What is needed:
Your task is to transcribe, word for word, the line containing "Read all visible content and emit it as JSON." and all lines that follow it to the end of the entries. Leave out the pictures.

Data rows:
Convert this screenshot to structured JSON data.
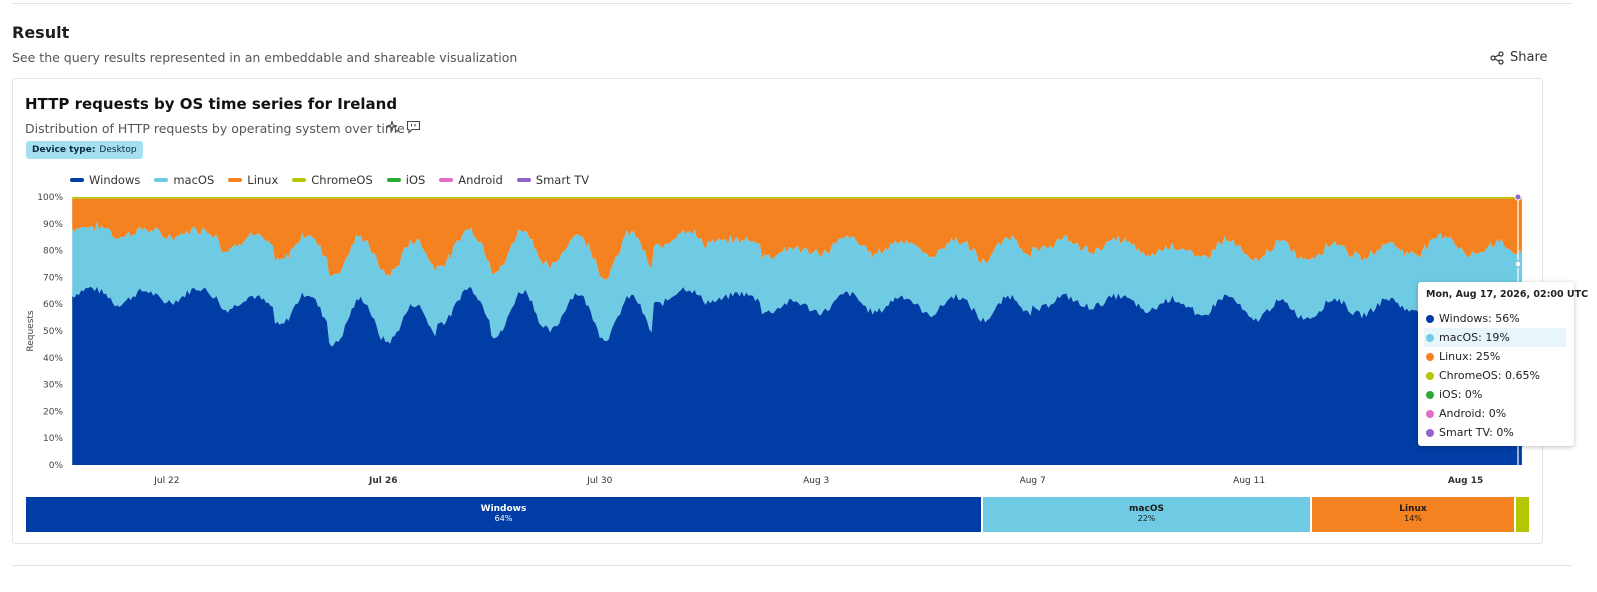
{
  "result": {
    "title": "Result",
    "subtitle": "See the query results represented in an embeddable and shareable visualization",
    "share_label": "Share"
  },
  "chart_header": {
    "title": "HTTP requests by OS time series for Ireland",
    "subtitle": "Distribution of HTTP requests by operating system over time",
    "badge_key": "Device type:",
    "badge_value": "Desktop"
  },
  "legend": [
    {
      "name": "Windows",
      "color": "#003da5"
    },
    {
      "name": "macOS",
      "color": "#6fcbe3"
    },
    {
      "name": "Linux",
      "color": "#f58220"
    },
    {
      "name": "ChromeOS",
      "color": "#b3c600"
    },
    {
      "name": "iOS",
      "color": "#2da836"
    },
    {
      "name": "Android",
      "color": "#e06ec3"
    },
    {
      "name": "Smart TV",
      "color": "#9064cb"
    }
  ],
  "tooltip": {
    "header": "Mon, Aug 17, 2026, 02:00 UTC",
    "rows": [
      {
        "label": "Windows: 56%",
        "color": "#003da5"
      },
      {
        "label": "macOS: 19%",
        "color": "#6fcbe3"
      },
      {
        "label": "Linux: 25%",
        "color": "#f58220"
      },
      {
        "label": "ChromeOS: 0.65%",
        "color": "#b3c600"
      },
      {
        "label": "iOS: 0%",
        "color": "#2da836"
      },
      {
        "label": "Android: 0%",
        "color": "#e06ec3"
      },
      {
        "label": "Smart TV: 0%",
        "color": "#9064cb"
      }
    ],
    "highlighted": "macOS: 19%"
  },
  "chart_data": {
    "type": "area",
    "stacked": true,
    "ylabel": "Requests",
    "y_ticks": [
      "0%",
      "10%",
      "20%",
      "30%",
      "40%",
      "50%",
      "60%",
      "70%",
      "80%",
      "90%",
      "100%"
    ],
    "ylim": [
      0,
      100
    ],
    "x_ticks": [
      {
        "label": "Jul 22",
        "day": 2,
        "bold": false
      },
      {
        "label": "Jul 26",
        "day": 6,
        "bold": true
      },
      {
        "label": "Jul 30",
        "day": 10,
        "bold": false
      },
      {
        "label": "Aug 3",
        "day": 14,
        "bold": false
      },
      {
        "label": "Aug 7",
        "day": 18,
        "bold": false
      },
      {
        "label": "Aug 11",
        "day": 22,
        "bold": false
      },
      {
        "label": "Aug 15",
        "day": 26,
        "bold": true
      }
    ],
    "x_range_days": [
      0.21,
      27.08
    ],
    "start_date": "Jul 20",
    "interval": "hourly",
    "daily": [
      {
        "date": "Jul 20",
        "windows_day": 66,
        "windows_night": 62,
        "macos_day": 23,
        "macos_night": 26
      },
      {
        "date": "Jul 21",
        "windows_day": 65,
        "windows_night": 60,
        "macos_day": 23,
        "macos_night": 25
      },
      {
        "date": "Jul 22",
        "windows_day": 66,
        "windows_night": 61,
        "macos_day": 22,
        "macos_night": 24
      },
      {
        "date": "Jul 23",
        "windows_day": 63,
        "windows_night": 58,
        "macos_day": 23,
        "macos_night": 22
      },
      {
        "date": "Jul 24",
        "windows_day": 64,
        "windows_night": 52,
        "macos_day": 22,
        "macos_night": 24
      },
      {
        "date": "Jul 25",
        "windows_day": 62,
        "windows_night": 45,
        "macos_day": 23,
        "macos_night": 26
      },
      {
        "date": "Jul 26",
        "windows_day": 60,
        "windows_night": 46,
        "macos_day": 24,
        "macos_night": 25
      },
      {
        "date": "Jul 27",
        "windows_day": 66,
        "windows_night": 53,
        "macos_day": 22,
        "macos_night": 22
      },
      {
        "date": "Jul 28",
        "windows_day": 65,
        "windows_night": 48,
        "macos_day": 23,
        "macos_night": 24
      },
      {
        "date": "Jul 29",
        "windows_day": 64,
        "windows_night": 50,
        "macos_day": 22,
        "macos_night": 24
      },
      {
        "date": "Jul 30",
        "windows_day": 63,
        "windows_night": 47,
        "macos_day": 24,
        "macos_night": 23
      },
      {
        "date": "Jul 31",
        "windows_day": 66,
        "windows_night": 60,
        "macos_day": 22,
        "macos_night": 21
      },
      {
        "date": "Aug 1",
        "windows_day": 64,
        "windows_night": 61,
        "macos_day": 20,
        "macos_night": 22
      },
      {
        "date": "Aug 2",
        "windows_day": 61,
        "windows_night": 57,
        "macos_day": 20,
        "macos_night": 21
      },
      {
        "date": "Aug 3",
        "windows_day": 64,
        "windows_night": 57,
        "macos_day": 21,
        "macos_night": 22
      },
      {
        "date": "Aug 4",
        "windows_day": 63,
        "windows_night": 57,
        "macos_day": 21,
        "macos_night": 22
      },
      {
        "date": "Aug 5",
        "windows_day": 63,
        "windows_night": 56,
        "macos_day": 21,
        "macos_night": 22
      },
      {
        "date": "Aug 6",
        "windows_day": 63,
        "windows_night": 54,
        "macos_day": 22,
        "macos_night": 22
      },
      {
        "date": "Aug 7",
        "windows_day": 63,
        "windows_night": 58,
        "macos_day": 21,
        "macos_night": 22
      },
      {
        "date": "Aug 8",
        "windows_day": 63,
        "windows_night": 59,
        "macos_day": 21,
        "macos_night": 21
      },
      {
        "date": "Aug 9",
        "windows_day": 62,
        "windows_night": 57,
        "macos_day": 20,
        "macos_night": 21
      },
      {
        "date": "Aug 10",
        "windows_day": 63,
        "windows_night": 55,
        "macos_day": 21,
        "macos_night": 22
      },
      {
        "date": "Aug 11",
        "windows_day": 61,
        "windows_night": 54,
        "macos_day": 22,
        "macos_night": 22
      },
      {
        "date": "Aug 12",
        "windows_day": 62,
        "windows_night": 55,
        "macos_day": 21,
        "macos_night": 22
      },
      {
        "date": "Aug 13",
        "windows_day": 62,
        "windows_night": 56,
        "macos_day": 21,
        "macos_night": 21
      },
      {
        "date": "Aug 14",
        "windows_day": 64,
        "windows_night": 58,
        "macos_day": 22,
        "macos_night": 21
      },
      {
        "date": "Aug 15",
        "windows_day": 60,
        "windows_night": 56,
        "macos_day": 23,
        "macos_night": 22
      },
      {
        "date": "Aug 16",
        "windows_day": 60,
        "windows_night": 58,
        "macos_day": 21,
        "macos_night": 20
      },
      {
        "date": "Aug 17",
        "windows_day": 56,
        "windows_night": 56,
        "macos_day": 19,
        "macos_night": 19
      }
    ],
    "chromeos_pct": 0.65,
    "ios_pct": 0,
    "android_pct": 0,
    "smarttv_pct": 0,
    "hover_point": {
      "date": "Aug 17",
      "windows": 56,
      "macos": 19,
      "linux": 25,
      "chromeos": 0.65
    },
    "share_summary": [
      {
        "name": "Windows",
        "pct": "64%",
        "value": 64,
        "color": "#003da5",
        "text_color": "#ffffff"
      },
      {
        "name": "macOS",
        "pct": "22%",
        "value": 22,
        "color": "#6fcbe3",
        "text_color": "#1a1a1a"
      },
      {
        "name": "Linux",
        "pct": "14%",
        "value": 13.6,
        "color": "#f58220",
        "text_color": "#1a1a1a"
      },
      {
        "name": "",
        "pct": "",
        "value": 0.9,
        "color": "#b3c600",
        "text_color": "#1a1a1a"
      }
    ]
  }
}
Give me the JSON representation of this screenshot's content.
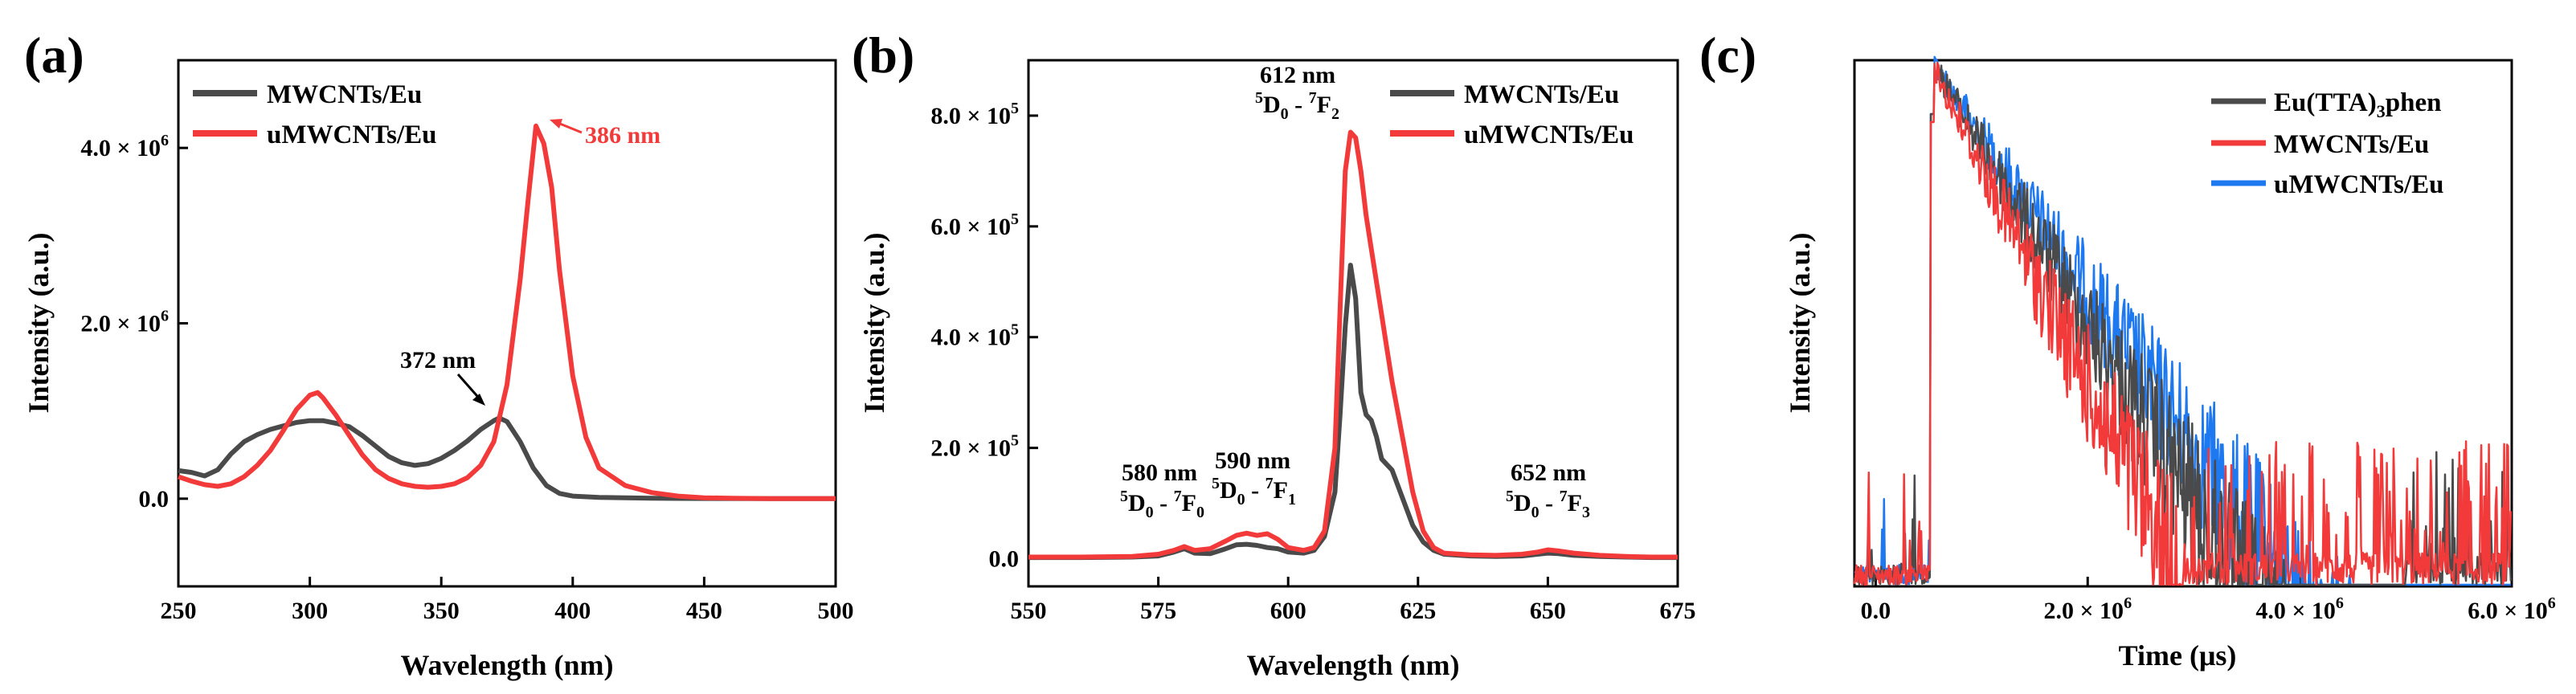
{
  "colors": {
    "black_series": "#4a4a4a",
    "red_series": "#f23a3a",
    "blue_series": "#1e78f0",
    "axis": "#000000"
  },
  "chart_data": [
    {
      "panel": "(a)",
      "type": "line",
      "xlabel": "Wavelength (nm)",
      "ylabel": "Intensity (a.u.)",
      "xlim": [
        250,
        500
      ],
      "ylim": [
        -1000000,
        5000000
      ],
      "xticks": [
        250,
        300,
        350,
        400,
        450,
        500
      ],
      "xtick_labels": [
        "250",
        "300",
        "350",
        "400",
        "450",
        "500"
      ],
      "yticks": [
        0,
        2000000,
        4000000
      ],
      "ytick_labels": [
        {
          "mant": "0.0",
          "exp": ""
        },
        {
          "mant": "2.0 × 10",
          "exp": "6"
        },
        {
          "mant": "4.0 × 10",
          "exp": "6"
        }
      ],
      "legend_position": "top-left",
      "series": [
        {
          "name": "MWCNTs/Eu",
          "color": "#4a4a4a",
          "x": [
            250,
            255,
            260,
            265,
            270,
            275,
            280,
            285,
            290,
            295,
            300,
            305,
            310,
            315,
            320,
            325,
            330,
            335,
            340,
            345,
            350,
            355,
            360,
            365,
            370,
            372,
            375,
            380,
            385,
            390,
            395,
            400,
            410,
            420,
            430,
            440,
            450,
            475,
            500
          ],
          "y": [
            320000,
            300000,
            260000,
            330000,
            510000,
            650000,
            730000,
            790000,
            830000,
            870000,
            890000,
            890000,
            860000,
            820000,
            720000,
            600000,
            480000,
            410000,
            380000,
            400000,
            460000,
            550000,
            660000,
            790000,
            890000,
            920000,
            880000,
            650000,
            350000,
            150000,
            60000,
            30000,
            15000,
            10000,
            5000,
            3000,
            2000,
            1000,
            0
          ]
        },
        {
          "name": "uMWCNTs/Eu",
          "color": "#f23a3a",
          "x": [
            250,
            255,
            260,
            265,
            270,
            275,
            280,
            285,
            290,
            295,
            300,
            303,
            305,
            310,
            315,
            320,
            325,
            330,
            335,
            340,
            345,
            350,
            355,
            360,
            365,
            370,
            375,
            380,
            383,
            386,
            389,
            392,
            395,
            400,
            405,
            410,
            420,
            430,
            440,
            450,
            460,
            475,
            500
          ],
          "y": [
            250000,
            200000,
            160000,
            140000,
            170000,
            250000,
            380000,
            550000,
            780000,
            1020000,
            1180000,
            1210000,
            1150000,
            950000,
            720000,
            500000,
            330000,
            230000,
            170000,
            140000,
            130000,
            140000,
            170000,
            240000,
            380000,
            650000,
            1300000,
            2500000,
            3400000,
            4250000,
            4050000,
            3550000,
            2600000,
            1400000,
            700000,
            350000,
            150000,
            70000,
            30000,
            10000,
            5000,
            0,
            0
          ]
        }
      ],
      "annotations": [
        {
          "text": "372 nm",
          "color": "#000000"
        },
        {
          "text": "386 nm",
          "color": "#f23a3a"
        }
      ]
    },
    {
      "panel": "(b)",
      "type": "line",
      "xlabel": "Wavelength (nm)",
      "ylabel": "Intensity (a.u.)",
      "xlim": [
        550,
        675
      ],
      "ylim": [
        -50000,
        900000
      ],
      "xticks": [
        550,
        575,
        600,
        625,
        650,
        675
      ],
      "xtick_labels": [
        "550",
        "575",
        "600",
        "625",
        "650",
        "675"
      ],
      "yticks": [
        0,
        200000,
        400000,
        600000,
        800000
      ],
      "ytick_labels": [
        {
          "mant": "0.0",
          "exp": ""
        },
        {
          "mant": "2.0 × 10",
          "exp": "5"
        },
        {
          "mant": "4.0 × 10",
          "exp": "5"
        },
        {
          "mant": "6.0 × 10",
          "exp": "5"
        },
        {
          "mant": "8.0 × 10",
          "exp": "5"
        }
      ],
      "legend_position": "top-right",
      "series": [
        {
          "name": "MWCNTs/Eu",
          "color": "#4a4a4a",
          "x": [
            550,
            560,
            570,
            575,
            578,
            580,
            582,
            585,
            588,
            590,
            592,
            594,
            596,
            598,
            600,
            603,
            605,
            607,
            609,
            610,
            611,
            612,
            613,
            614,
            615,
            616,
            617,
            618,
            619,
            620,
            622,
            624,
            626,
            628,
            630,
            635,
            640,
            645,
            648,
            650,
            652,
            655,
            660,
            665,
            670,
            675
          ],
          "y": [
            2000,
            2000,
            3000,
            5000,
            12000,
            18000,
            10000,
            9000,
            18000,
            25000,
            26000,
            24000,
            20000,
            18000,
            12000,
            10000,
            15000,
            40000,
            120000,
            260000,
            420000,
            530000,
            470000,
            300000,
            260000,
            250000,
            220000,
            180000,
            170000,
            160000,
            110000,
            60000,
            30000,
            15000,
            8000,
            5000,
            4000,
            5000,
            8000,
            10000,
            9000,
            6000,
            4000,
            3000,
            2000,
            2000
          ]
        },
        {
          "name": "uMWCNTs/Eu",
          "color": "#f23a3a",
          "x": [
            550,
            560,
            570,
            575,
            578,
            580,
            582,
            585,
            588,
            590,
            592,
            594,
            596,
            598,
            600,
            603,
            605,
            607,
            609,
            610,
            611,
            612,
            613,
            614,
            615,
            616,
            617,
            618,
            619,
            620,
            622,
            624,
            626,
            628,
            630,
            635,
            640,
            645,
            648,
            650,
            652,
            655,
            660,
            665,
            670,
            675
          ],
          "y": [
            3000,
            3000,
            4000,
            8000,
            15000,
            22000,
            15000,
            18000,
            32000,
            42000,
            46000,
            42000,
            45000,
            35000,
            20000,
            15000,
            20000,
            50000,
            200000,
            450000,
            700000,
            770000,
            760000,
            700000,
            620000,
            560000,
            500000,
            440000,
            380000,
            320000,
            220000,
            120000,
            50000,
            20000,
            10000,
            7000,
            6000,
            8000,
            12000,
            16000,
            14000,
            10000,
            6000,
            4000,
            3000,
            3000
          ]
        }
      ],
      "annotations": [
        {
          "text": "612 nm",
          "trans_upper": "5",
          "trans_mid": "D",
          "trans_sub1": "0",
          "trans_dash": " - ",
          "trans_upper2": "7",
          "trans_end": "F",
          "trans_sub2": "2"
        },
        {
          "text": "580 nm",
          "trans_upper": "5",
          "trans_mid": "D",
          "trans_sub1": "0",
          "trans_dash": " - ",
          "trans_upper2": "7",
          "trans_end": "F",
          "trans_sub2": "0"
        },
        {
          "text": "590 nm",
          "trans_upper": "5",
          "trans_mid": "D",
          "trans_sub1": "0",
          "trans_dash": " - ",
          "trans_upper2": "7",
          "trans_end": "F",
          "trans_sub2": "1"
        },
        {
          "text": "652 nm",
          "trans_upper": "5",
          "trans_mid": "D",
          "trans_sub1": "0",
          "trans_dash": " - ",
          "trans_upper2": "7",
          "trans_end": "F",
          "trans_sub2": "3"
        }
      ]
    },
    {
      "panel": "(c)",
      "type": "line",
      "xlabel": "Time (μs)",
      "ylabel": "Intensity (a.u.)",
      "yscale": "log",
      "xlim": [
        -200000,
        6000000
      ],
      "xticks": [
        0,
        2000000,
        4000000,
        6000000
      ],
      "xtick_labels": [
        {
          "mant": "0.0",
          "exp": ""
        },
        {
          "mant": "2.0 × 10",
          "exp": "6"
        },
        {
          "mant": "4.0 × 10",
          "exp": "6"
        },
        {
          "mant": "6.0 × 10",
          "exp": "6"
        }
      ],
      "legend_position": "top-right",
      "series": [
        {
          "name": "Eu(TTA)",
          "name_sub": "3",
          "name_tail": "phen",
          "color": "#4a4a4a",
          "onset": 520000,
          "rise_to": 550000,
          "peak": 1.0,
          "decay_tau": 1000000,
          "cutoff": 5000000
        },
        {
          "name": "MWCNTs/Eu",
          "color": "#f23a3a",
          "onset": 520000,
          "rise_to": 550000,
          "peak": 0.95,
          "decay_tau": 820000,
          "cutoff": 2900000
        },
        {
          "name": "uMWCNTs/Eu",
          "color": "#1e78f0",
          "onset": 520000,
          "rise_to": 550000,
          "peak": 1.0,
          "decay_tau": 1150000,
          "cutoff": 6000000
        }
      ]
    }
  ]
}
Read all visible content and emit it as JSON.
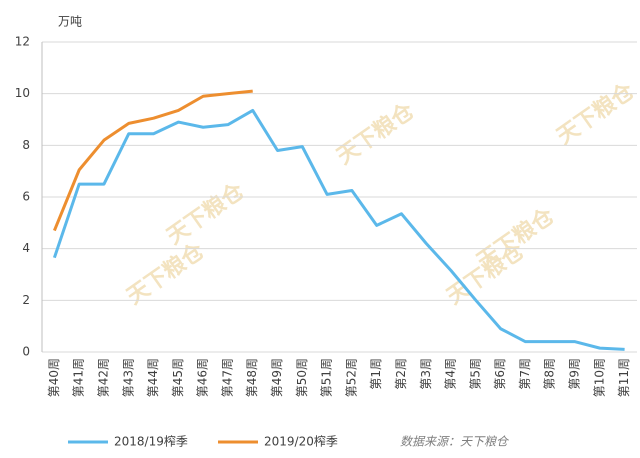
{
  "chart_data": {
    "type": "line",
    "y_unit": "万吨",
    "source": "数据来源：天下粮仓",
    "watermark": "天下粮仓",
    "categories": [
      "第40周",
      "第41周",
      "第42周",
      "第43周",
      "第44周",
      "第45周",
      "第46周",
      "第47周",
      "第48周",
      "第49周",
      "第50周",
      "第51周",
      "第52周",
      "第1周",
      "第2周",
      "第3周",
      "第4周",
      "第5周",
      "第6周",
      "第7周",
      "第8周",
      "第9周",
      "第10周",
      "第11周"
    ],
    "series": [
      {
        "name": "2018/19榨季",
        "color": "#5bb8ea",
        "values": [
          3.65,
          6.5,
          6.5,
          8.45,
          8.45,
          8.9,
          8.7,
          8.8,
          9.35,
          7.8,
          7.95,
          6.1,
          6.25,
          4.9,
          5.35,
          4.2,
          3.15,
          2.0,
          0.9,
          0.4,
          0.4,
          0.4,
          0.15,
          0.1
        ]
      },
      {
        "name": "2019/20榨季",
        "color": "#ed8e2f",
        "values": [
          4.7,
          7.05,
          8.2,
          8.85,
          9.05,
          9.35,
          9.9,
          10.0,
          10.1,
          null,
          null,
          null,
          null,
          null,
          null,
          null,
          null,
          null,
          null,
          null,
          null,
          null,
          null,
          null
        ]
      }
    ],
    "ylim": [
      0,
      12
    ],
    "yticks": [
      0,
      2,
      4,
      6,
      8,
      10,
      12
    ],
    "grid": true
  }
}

The solution:
Read all visible content and emit it as JSON.
{
  "chart_data": {
    "type": "line",
    "y_unit": "万吨",
    "source": "数据来源：天下粮仓",
    "watermark": "天下粮仓",
    "categories": [
      "第40周",
      "第41周",
      "第42周",
      "第43周",
      "第44周",
      "第45周",
      "第46周",
      "第47周",
      "第48周",
      "第49周",
      "第50周",
      "第51周",
      "第52周",
      "第1周",
      "第2周",
      "第3周",
      "第4周",
      "第5周",
      "第6周",
      "第7周",
      "第8周",
      "第9周",
      "第10周",
      "第11周"
    ],
    "series": [
      {
        "name": "2018/19榨季",
        "color": "#5bb8ea",
        "values": [
          3.65,
          6.5,
          6.5,
          8.45,
          8.45,
          8.9,
          8.7,
          8.8,
          9.35,
          7.8,
          7.95,
          6.1,
          6.25,
          4.9,
          5.35,
          4.2,
          3.15,
          2.0,
          0.9,
          0.4,
          0.4,
          0.4,
          0.15,
          0.1
        ]
      },
      {
        "name": "2019/20榨季",
        "color": "#ed8e2f",
        "values": [
          4.7,
          7.05,
          8.2,
          8.85,
          9.05,
          9.35,
          9.9,
          10.0,
          10.1,
          null,
          null,
          null,
          null,
          null,
          null,
          null,
          null,
          null,
          null,
          null,
          null,
          null,
          null,
          null
        ]
      }
    ],
    "ylim": [
      0,
      12
    ],
    "yticks": [
      0,
      2,
      4,
      6,
      8,
      10,
      12
    ],
    "grid": true
  }
}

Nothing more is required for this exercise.